--- RECORDS SHOWN ---
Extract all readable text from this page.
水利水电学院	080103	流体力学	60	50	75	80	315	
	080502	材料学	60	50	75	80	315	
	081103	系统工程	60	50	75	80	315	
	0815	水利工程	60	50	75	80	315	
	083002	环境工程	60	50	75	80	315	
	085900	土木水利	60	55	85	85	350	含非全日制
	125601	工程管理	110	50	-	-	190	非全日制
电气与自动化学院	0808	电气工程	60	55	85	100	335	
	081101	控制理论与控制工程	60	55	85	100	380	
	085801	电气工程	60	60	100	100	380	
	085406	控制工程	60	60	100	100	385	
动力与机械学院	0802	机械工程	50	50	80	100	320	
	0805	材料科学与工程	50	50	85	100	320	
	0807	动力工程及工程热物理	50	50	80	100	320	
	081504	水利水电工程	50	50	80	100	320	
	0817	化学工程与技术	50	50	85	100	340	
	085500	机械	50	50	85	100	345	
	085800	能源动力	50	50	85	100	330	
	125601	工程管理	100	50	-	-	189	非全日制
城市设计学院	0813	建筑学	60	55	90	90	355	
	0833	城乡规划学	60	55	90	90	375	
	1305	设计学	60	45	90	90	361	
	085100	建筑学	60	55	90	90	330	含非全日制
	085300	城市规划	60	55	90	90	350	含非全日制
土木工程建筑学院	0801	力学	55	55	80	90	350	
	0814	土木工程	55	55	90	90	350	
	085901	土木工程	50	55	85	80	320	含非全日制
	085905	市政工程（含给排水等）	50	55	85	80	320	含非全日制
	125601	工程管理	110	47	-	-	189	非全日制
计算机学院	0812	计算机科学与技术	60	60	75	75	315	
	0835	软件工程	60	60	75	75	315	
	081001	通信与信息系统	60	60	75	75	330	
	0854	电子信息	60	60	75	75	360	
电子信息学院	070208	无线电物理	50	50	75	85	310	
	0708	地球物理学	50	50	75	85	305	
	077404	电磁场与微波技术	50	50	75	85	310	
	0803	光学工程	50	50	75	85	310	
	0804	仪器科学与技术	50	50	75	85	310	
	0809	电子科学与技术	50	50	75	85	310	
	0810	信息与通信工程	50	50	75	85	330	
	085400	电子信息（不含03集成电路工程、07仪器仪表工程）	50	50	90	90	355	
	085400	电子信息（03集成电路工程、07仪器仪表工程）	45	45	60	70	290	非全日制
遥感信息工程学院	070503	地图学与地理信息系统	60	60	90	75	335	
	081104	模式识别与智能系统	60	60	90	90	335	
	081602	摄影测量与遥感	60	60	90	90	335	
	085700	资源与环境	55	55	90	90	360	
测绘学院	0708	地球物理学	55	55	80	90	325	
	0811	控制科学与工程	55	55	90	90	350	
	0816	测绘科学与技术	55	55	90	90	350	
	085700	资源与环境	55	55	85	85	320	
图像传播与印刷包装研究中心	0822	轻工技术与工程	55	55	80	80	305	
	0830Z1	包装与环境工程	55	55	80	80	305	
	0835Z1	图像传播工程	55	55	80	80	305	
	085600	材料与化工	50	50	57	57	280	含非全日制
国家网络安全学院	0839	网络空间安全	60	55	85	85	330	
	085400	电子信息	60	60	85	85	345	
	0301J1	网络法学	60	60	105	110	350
---
• [GIVEN TASK] Where a line in the entries holds "电气工程", copy that line.

• [FINISHED EXERCISE]
电气与自动化学院	0808	电气工程	60	55	85	100	335	
	085801	电气工程	60	60	100	100	380	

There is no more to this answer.